**** LISTING ****
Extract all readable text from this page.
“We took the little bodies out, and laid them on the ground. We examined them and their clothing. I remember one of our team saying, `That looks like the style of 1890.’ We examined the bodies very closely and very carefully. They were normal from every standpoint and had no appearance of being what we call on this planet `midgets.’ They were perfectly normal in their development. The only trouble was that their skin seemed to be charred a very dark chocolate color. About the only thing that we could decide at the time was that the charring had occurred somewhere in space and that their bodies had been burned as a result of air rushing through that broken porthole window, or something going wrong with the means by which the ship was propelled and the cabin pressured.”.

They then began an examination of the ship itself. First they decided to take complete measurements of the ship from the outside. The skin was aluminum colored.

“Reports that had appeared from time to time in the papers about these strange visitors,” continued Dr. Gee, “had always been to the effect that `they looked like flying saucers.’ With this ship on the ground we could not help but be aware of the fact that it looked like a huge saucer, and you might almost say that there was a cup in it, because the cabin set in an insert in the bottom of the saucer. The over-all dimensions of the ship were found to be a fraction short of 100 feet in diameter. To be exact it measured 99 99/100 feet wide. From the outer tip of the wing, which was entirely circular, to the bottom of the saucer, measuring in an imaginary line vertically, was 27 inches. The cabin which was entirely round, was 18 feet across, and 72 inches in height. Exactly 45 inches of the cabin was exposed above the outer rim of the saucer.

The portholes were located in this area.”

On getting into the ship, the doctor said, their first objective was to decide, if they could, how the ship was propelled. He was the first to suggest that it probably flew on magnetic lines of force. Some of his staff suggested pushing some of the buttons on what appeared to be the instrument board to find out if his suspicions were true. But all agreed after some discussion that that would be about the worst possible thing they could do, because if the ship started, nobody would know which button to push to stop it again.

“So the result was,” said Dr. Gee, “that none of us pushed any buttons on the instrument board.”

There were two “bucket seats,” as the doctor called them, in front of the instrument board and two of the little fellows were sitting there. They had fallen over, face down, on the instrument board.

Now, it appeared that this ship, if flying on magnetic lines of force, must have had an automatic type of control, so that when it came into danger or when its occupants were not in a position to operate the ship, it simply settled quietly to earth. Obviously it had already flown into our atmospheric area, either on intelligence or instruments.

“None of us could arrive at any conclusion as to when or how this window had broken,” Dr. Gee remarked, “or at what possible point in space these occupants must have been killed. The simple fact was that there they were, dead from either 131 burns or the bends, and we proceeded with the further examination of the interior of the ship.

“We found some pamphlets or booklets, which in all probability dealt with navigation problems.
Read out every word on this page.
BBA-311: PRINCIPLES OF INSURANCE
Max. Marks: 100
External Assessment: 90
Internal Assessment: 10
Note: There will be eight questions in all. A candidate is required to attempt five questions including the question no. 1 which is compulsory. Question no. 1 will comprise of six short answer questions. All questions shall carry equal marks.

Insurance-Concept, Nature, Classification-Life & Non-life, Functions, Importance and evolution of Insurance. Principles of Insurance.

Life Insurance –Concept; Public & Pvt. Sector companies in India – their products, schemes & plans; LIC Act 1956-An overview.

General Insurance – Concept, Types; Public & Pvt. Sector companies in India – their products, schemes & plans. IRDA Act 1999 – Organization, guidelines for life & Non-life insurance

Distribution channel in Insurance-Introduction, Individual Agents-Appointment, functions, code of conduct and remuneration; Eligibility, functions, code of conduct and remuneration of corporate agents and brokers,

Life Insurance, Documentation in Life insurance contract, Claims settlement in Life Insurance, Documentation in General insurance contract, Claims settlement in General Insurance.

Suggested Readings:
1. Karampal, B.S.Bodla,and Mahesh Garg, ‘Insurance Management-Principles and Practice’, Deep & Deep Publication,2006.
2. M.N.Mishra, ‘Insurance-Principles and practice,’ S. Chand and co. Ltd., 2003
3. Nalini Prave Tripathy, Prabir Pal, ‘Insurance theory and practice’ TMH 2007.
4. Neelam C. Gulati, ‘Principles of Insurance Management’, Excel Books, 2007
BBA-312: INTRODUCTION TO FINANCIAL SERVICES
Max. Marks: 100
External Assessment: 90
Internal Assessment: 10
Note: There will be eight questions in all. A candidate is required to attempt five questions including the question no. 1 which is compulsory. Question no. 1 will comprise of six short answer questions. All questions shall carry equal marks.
****
Your task is to list each line of the records with the word "products".

SOLVED EXERCISE »
Life Insurance –Concept; Public & Pvt. Sector companies in India – their products, schemes & plans; LIC Act 1956-An overview.
General Insurance – Concept, Types; Public & Pvt. Sector companies in India – their products, schemes & plans. IRDA Act 1999 – Organization, guidelines for life & Non-life insurance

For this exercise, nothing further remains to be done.